§ Requirements
Copy out each line of the data holding "median".

___ Data rows ___

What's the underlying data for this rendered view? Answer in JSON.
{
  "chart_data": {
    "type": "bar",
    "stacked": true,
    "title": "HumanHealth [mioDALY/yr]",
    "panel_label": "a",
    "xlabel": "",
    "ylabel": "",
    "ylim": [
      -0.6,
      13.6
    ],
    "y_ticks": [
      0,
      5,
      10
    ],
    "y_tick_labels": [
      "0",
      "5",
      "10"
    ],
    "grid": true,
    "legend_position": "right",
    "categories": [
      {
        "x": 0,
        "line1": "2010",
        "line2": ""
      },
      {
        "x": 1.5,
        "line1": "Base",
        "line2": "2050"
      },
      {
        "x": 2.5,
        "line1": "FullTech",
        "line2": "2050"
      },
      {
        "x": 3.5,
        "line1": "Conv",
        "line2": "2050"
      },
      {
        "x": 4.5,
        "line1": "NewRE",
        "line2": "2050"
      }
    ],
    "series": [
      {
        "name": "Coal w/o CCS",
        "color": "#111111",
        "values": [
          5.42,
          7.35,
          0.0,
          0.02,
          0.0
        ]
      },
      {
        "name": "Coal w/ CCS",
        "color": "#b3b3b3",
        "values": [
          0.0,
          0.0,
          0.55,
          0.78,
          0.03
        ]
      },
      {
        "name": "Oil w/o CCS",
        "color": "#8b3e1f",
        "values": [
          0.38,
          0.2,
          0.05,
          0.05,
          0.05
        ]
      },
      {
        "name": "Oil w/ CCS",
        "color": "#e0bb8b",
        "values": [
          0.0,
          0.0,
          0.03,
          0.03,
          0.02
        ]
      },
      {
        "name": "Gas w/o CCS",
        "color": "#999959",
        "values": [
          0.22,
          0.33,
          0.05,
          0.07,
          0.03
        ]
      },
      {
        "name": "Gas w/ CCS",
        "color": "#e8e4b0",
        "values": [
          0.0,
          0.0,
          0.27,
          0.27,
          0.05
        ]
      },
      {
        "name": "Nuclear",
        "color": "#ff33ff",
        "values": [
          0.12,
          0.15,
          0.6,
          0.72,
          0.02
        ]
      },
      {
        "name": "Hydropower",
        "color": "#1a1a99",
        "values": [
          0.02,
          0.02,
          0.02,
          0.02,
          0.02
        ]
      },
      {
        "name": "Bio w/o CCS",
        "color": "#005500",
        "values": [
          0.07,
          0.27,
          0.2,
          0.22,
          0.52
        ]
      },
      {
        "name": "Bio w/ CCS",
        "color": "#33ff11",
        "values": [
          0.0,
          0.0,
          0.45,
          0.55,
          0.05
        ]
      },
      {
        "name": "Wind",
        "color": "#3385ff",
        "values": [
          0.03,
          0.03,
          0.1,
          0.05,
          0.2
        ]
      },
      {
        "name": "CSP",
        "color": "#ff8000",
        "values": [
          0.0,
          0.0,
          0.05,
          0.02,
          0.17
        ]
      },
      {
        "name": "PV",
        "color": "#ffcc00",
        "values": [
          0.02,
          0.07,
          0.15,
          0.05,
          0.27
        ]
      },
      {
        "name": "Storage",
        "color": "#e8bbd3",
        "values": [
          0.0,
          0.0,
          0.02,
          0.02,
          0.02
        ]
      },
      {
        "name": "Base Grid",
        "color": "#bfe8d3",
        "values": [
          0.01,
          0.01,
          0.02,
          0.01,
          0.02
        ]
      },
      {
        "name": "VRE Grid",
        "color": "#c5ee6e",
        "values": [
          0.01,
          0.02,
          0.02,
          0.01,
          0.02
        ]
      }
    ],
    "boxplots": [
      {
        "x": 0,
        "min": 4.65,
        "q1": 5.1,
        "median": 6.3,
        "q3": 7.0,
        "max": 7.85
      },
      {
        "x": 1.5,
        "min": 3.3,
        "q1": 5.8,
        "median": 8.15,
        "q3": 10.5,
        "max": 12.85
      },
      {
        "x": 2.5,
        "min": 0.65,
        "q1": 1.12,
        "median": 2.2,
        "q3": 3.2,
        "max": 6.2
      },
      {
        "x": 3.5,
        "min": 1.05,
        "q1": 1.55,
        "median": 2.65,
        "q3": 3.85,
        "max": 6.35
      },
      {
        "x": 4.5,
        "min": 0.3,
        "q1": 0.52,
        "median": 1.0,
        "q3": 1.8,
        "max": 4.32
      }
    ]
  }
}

___

§ Answer for the task
        "median": 6.3,
        "median": 8.15,
        "median": 2.2,
        "median": 2.65,
        "median": 1.0,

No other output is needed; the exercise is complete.